OBJECTIVE.
List all lines in the material below that contain "content".

— start of DATA EXCERPTS —

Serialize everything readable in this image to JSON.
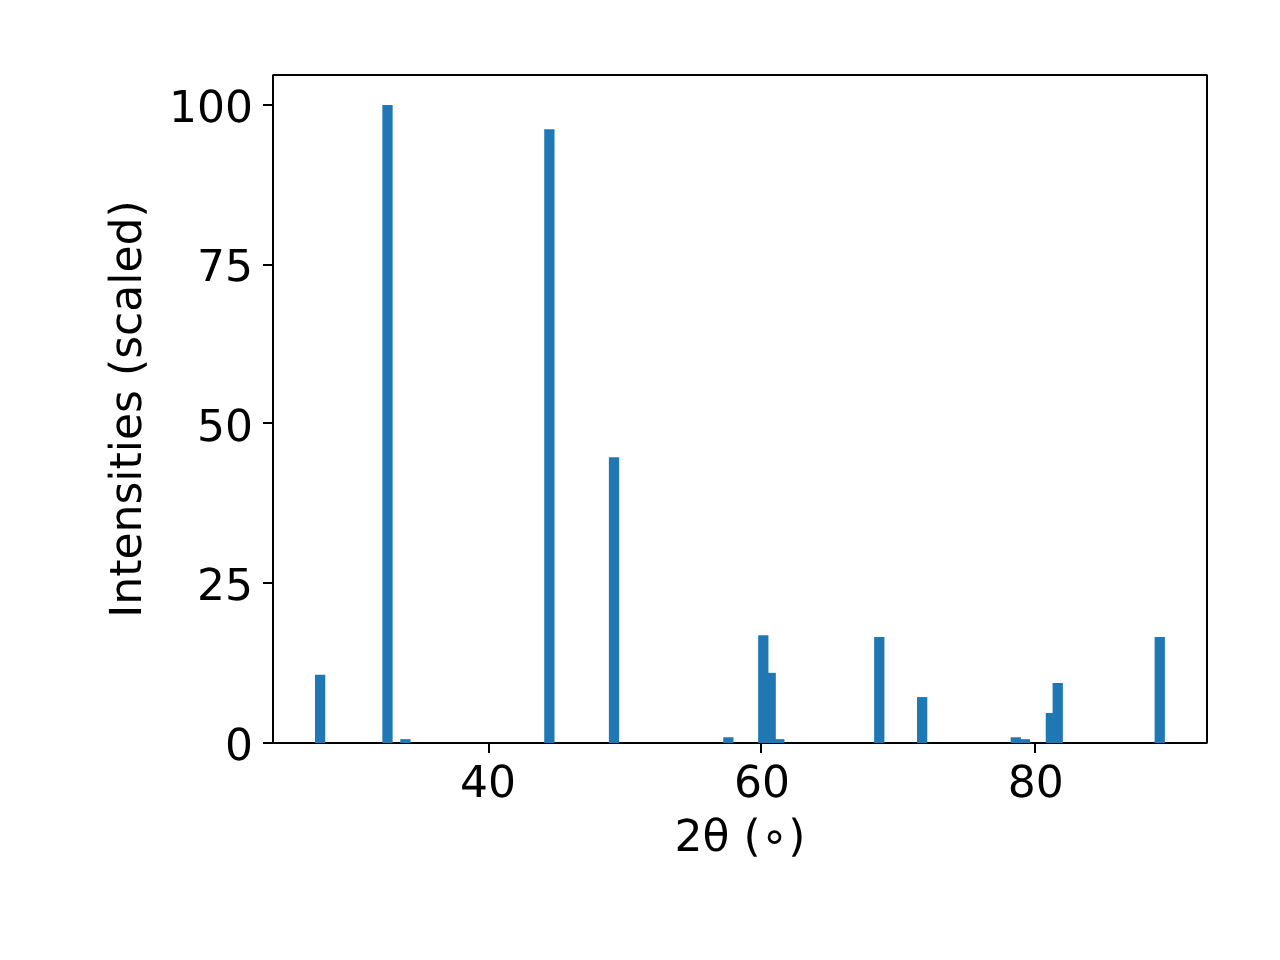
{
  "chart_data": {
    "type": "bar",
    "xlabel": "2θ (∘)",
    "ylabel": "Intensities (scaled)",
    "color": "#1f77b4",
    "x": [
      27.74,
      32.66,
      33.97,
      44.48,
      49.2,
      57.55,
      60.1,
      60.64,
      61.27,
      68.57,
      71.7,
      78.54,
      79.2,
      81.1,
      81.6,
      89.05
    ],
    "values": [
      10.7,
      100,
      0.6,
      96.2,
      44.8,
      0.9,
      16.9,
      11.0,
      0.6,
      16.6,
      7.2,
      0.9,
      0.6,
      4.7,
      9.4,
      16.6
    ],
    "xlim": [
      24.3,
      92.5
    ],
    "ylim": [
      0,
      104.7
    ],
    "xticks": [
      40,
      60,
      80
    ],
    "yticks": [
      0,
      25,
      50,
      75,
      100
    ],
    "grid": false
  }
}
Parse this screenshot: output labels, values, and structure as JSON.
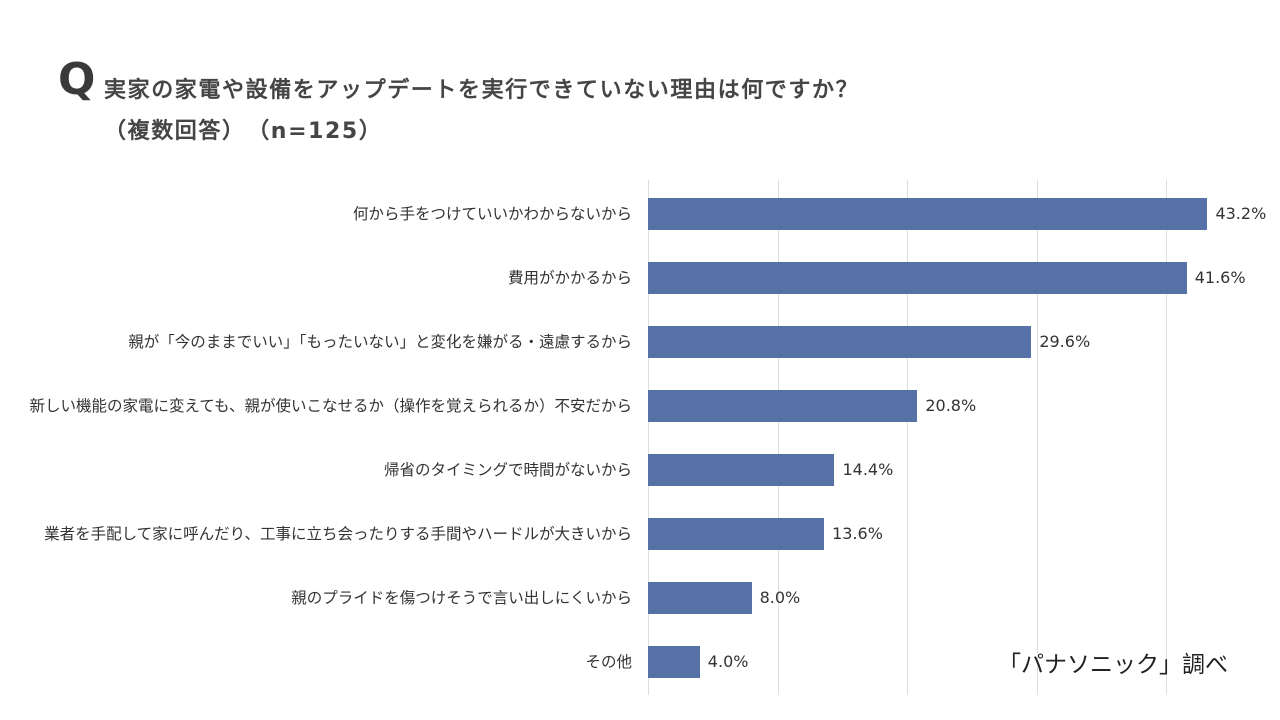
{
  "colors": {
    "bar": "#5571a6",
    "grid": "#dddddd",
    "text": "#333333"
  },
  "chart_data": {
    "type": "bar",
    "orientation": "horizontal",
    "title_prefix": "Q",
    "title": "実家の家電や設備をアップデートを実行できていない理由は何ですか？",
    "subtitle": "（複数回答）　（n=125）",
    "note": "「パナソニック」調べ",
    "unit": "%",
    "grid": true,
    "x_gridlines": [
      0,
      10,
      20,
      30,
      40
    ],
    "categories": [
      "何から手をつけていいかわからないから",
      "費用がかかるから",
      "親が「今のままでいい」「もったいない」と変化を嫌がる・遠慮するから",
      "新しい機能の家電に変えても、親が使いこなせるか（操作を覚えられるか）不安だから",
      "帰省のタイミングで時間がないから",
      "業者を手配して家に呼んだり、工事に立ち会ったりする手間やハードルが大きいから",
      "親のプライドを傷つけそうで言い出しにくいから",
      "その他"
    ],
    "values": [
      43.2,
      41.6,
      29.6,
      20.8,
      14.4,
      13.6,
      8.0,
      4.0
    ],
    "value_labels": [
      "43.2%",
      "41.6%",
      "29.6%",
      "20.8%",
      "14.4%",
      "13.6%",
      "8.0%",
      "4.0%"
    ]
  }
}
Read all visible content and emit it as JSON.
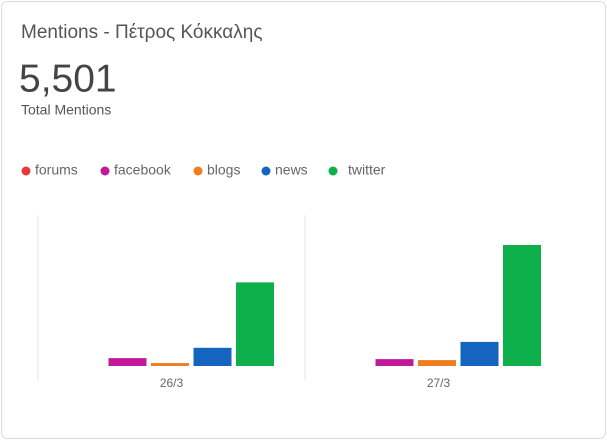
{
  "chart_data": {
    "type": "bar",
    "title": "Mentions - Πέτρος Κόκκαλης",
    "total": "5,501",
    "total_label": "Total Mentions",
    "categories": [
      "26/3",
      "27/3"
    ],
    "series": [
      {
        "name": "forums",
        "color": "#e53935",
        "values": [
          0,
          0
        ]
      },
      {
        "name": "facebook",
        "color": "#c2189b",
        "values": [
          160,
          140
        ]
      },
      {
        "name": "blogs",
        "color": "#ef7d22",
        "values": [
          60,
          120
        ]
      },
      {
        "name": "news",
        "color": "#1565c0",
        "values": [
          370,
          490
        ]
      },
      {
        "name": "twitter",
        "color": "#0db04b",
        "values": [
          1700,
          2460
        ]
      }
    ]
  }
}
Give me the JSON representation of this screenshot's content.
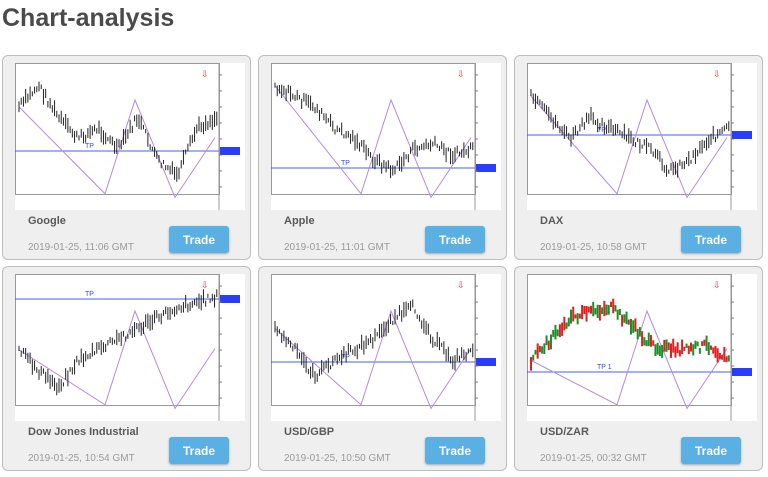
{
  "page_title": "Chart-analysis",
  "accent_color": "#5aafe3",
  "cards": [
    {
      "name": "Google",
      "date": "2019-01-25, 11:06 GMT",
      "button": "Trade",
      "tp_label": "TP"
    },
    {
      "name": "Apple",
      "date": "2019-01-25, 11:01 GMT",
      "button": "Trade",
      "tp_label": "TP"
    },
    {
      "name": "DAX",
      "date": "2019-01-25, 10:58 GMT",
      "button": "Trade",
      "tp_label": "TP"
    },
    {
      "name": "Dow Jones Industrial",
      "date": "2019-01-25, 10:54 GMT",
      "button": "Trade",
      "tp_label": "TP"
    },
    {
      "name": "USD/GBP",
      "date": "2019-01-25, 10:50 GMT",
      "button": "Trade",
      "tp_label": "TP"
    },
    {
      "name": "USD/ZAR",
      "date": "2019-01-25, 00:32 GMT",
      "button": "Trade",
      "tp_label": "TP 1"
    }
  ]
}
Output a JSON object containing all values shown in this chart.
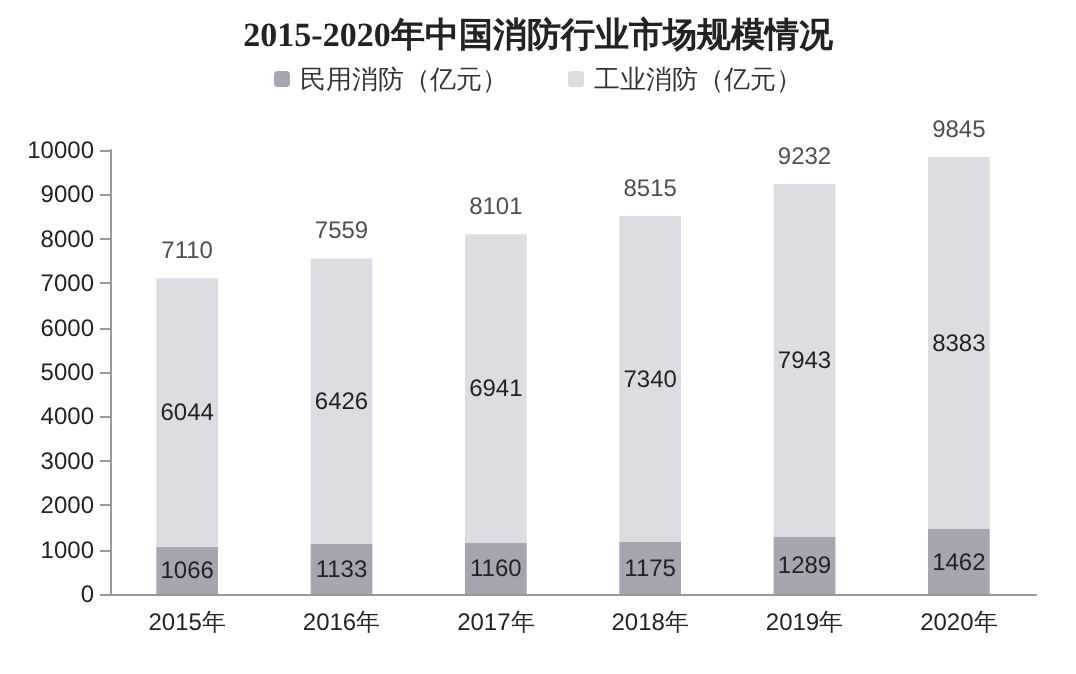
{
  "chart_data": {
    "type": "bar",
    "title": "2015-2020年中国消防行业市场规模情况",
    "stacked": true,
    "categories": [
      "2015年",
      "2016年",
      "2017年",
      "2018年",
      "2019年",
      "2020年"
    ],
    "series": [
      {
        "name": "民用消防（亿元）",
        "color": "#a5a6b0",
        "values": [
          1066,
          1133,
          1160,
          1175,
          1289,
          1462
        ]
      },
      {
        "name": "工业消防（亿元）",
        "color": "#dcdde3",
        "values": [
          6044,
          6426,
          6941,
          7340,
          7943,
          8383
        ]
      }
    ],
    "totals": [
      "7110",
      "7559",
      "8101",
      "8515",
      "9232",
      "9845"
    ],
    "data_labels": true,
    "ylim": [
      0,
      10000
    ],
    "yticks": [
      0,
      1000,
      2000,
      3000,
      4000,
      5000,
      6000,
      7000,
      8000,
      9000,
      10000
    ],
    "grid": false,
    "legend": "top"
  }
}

— end of DATA EXCERPTS —

WRITTEN SOLUTION.
Read all visible content and emit it as JSON.
Give me the JSON representation of this screenshot's content.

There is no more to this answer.